** Задание **
Воспроизведите из воспоминаний о Викторе Джуне отрывок, начиная со слов «Собственно, это и все.» и заканчивая словами «самое интересное в жизни.».

** Фрагмент текста **
Собственно, это и все. Весь разговор. Но откуда это потрясение? Откуда эта память на долгие годы. Очевидно, есть встречи-символы, которые несут в себе много такого, что в словах не выскажешь. Интересно, если взглянуть на это сегодняшними глазами, то Виктору Джуню тогда было лет 25. Он только закончил худграф, как художник ничего, очевидно, не успел сделать. Отчего же такое потрясение? А вот случилось. Мы получили благословение через него. Сдали экзамены, поступили, отучились, стали художниками. И мы в ту секунду чувствовали глубокий подтекст этого на первый взгляд пустякового разговора. Каждый разговор с человеком важен, и все мы ПОСЛАННИКИ. Поэтому встреча с человеком — самое интересное в жизни.

В нашем общежитии был подвал, в котором размещалась скульптурная мастерская. Старинные китайские резные кресла, нивхские и нанайские деревянные боги на стенах, набор трубок и первоклассный инструмент для работы с деревом. Работ самого Джуня было немного. Осталось впечатление, что ему очень близок был художник Эрзя. Виктору Николаевичу нравилось, что старое узловатое дерево полно напряженного драматизма. Его узлы и слои струились, и нужно было только помочь ему обрести образ-лик, а остальное уже готово. Было что-то магическое в этом сотворчестве с деревом. Но Виктор Николаевич, сдается мне, больше всего любил общаться с людьми. Калейдоскоп гостей, подруг, учеников не давал ему необходимого для работы уединения. В мастерской царил богемный дух. Здесь был воздух свободы и роскошь человеческого общения. Я оказался вместе с Валерой Сахатовым, Вадимом Федоровым, Сережей Золоторевым и Ромой Цимбалой в этой орбите. Впрочем, самым близким из нас Джуню был Игорь Захаров. Фигура настолько известная, что о нем следует сказать особо.

** Исходные данные **
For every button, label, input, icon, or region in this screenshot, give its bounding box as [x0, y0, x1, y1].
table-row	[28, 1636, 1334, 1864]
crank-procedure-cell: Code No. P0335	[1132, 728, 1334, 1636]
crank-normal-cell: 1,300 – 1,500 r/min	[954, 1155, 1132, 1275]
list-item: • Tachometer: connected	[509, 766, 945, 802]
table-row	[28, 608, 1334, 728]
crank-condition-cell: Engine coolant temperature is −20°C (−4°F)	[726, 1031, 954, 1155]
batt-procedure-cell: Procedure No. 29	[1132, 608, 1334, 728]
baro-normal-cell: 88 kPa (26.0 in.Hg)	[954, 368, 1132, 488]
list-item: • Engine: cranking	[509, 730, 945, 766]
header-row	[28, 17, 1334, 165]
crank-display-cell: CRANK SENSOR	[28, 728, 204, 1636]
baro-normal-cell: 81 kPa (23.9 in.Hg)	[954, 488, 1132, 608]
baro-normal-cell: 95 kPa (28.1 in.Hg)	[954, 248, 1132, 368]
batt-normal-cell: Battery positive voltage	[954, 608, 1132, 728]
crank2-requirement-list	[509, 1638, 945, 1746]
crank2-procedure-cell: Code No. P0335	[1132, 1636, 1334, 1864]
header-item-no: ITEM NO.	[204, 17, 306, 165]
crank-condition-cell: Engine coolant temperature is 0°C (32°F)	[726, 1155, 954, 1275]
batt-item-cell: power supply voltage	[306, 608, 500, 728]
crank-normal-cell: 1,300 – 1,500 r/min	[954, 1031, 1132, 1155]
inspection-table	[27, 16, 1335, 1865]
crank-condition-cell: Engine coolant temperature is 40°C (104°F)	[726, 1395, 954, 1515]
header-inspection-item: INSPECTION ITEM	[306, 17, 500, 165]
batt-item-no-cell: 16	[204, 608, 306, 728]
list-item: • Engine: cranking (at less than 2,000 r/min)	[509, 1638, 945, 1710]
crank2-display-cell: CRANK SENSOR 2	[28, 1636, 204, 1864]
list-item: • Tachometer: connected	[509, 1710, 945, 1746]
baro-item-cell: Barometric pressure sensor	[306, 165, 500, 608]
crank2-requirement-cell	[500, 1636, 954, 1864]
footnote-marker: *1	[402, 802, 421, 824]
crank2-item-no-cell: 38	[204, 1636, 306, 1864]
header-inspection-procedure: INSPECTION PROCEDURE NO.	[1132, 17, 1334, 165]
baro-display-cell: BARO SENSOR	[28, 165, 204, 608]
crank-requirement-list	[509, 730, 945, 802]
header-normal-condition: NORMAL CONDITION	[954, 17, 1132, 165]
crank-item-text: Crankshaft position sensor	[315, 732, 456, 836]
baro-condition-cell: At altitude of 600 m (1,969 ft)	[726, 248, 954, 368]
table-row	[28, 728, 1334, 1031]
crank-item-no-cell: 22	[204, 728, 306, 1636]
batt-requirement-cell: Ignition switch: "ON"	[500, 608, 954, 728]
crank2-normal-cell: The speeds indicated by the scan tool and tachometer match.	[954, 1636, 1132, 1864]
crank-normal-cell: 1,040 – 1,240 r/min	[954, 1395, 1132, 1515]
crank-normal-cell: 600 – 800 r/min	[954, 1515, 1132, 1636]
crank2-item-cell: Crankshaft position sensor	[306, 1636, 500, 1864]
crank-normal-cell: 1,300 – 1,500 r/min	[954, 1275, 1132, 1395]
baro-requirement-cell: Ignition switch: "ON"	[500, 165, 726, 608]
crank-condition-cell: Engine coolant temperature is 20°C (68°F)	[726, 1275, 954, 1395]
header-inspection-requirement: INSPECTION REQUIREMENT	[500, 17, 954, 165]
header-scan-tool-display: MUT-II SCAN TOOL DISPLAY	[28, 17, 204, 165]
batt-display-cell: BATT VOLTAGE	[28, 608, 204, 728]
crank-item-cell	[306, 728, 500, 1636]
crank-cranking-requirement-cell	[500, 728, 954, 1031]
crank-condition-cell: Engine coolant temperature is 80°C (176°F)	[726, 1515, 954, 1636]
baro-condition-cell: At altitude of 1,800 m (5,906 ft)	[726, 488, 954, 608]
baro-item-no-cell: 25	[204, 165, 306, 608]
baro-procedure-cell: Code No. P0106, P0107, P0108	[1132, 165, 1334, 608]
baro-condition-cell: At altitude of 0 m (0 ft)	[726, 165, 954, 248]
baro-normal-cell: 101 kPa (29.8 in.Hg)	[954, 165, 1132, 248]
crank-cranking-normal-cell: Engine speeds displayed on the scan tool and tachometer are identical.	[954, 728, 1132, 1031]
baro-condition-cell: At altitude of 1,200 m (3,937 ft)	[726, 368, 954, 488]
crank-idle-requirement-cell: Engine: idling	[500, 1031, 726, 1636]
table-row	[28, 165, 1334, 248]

** Выполненное задание **
Собственно, это и все. Весь разговор. Но откуда это потрясение? Откуда эта память на долгие годы. Очевидно, есть встречи-символы, которые несут в себе много такого, что в словах не выскажешь. Интересно, если взглянуть на это сегодняшними глазами, то Виктору Джуню тогда было лет 25. Он только закончил худграф, как художник ничего, очевидно, не успел сделать. Отчего же такое потрясение? А вот случилось. Мы получили благословение через него. Сдали экзамены, поступили, отучились, стали художниками. И мы в ту секунду чувствовали глубокий подтекст этого на первый взгляд пустякового разговора. Каждый разговор с человеком важен, и все мы ПОСЛАННИКИ. Поэтому встреча с человеком — самое интересное в жизни.